Given records ::
————————

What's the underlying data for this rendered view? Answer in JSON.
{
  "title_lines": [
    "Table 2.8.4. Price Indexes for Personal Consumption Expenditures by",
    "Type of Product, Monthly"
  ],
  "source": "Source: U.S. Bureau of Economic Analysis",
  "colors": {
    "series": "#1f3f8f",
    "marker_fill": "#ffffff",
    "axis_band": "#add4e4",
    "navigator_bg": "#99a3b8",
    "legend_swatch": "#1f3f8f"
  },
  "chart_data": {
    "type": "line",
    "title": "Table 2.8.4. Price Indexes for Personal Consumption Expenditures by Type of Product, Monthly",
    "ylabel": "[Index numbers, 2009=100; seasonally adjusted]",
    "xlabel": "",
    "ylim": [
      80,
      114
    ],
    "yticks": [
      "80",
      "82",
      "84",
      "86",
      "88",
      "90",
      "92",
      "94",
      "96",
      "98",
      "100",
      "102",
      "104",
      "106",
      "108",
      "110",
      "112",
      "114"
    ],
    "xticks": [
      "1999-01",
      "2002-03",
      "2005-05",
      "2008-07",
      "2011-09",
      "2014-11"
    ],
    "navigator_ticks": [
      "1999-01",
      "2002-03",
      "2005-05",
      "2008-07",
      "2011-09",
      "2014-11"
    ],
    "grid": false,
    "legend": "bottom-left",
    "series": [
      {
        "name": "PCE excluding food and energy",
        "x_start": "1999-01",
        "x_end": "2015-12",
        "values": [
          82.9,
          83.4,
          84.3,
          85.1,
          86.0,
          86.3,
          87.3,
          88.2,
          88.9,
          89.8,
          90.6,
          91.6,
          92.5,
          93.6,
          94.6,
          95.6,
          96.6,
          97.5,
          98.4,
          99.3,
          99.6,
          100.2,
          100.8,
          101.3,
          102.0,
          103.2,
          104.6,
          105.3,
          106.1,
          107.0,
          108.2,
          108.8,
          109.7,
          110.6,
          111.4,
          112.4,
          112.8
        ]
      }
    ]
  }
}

————————

Request :: Every line above should be retyped exactly as given.

Task result ::
What's the underlying data for this rendered view? Answer in JSON.
{
  "title_lines": [
    "Table 2.8.4. Price Indexes for Personal Consumption Expenditures by",
    "Type of Product, Monthly"
  ],
  "source": "Source: U.S. Bureau of Economic Analysis",
  "colors": {
    "series": "#1f3f8f",
    "marker_fill": "#ffffff",
    "axis_band": "#add4e4",
    "navigator_bg": "#99a3b8",
    "legend_swatch": "#1f3f8f"
  },
  "chart_data": {
    "type": "line",
    "title": "Table 2.8.4. Price Indexes for Personal Consumption Expenditures by Type of Product, Monthly",
    "ylabel": "[Index numbers, 2009=100; seasonally adjusted]",
    "xlabel": "",
    "ylim": [
      80,
      114
    ],
    "yticks": [
      "80",
      "82",
      "84",
      "86",
      "88",
      "90",
      "92",
      "94",
      "96",
      "98",
      "100",
      "102",
      "104",
      "106",
      "108",
      "110",
      "112",
      "114"
    ],
    "xticks": [
      "1999-01",
      "2002-03",
      "2005-05",
      "2008-07",
      "2011-09",
      "2014-11"
    ],
    "navigator_ticks": [
      "1999-01",
      "2002-03",
      "2005-05",
      "2008-07",
      "2011-09",
      "2014-11"
    ],
    "grid": false,
    "legend": "bottom-left",
    "series": [
      {
        "name": "PCE excluding food and energy",
        "x_start": "1999-01",
        "x_end": "2015-12",
        "values": [
          82.9,
          83.4,
          84.3,
          85.1,
          86.0,
          86.3,
          87.3,
          88.2,
          88.9,
          89.8,
          90.6,
          91.6,
          92.5,
          93.6,
          94.6,
          95.6,
          96.6,
          97.5,
          98.4,
          99.3,
          99.6,
          100.2,
          100.8,
          101.3,
          102.0,
          103.2,
          104.6,
          105.3,
          106.1,
          107.0,
          108.2,
          108.8,
          109.7,
          110.6,
          111.4,
          112.4,
          112.8
        ]
      }
    ]
  }
}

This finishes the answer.